## Dataset rows
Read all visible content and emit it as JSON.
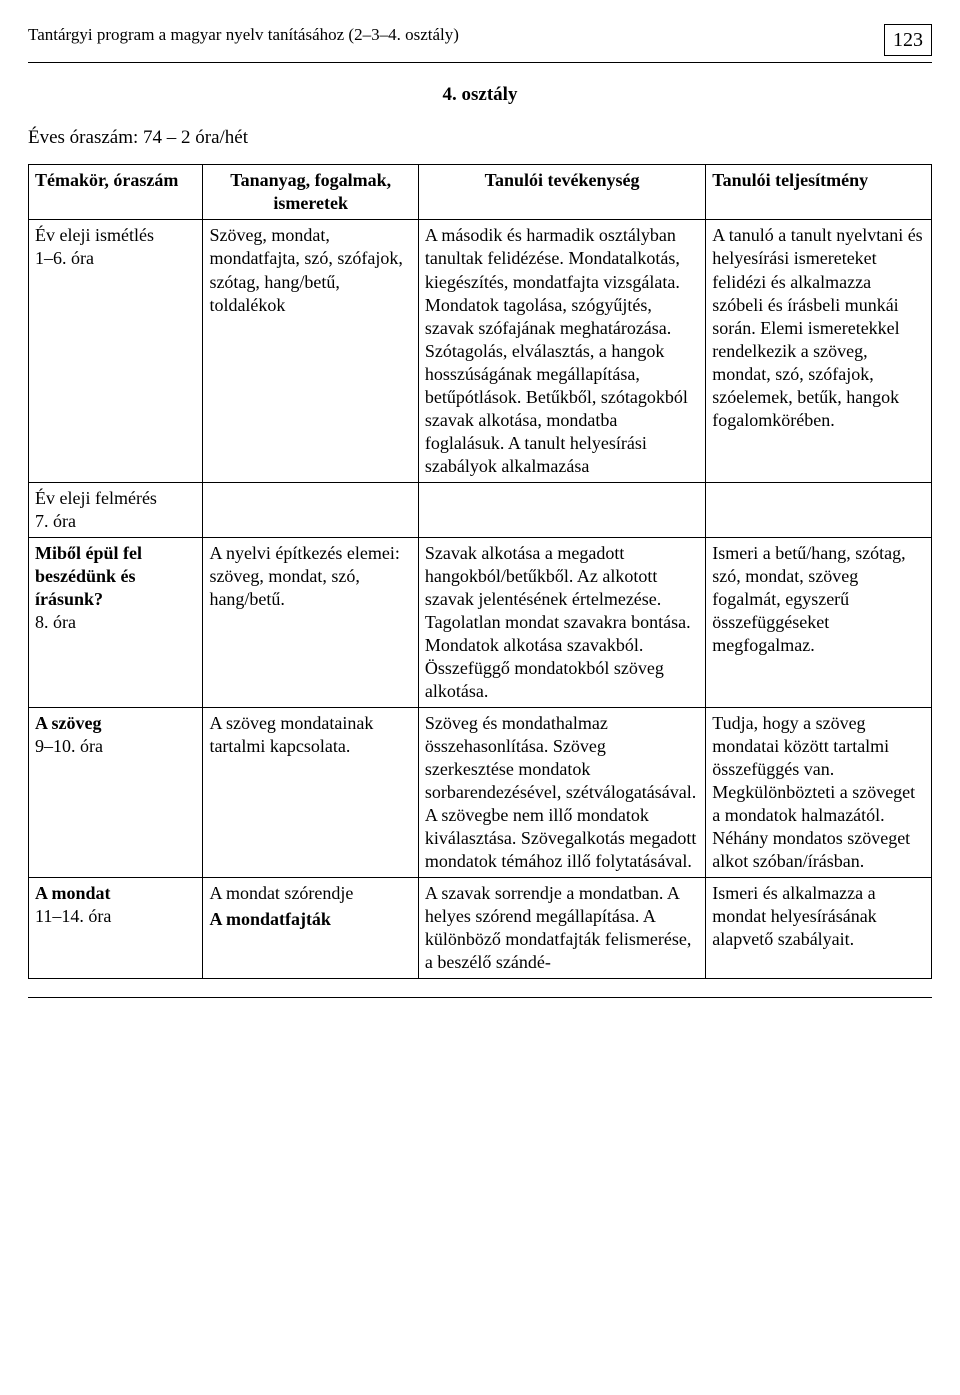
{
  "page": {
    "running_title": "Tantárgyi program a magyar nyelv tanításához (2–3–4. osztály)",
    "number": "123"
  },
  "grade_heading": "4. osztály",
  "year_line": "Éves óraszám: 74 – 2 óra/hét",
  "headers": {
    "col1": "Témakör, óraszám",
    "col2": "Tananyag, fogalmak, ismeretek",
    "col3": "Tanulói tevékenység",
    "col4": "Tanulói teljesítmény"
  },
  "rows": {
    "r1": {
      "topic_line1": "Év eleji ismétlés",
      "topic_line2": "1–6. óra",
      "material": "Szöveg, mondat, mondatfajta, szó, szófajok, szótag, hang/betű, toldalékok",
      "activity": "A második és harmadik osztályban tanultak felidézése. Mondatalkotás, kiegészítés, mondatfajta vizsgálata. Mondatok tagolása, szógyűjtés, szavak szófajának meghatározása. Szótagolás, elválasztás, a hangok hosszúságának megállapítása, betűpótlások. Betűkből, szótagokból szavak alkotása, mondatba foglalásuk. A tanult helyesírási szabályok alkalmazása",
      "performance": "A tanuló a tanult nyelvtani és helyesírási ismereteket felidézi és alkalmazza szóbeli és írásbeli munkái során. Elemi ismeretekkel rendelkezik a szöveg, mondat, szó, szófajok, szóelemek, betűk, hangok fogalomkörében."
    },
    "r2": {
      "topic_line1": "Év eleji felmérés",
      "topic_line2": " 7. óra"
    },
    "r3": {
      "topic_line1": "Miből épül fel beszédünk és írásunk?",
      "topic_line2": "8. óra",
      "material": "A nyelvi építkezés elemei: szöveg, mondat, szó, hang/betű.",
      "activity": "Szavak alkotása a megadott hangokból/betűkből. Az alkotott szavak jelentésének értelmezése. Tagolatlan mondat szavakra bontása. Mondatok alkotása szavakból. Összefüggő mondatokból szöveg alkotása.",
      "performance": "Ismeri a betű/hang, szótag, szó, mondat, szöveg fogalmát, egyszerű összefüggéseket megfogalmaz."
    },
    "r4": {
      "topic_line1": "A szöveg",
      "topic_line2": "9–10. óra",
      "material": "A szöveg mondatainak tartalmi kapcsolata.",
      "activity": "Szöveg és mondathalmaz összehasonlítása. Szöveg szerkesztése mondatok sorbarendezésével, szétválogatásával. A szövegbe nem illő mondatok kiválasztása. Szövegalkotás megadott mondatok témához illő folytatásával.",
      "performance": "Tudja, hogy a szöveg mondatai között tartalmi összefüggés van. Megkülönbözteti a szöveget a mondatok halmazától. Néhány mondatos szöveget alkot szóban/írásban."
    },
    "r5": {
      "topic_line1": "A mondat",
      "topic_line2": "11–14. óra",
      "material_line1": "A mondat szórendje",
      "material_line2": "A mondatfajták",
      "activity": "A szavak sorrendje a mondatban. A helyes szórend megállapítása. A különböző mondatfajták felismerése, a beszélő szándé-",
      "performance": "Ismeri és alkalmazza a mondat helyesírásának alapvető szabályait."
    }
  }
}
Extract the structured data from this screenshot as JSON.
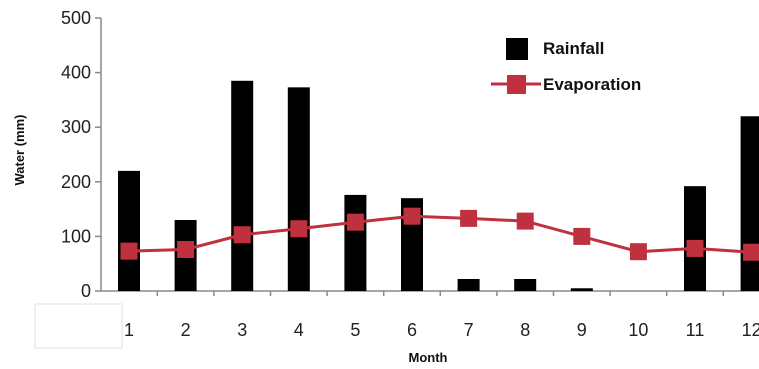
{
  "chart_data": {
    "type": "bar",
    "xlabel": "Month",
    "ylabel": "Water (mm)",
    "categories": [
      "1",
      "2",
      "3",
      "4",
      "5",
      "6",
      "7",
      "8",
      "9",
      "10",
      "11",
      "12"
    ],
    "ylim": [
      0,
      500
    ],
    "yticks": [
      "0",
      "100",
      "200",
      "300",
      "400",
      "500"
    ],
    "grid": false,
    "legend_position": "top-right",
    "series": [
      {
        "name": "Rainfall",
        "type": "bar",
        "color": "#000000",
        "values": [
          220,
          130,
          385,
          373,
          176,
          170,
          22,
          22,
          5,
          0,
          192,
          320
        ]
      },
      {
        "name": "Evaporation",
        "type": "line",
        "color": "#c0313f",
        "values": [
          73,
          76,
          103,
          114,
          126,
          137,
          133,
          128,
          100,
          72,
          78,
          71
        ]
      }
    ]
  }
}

--

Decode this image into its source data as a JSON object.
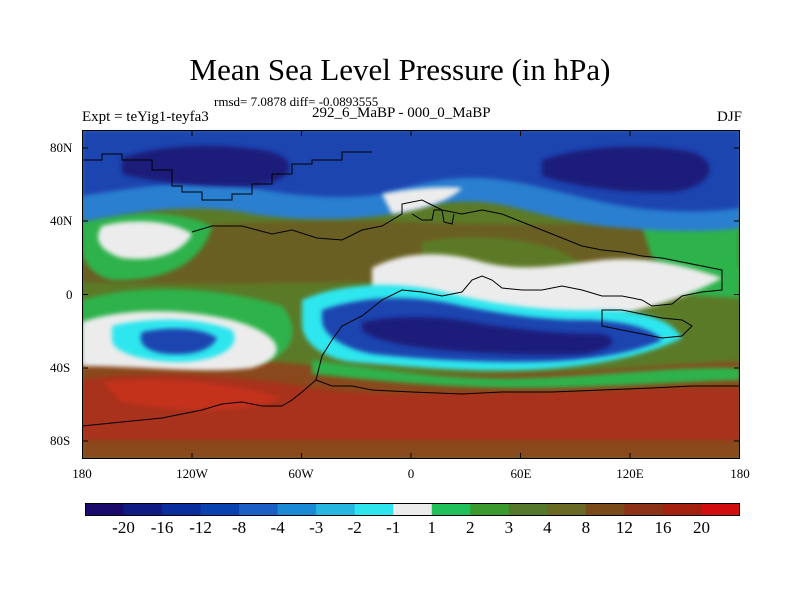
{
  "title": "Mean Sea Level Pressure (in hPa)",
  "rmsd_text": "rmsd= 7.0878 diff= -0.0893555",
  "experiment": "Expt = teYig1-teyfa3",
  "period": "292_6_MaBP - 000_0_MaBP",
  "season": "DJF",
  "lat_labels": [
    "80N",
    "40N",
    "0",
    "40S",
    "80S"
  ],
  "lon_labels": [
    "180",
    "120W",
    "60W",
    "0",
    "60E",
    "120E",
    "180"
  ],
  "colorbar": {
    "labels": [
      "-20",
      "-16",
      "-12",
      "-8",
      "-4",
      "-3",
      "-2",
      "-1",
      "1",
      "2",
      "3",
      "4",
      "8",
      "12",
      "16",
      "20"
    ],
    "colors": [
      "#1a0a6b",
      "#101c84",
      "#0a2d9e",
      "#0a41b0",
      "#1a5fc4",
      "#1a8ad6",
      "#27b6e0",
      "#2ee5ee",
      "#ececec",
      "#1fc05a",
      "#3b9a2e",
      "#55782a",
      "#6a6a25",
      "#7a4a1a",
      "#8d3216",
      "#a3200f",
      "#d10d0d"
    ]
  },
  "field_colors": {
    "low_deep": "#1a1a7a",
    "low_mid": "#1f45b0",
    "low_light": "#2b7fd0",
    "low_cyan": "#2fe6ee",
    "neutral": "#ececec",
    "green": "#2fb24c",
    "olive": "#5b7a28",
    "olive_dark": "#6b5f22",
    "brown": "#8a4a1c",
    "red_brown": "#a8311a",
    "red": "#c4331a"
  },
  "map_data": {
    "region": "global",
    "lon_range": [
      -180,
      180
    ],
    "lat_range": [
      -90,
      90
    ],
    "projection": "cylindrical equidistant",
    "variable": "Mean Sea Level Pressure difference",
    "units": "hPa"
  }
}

## Exercise goal
Show every line from the entries above in which "tanult" appears.

## Right answer
      "activity": "A második és harmadik osztályban tanultak felidézése. Mondatalkotás, kiegészítés, mondatfajta vizsgálata. Mondatok tagolása, szógyűjtés, szavak szófajának meghatározása. Szótagolás, elválasztás, a hangok hosszúságának megállapítása, betűpótlások. Betűkből, szótagokból szavak alkotása, mondatba foglalásuk. A tanult helyesírási szabályok alkalmazása",
      "performance": "A tanuló a tanult nyelvtani és helyesírási ismereteket felidézi és alkalmazza szóbeli és írásbeli munkái során. Elemi ismeretekkel rendelkezik a szöveg, mondat, szó, szófajok, szóelemek, betűk, hangok fogalomkörében."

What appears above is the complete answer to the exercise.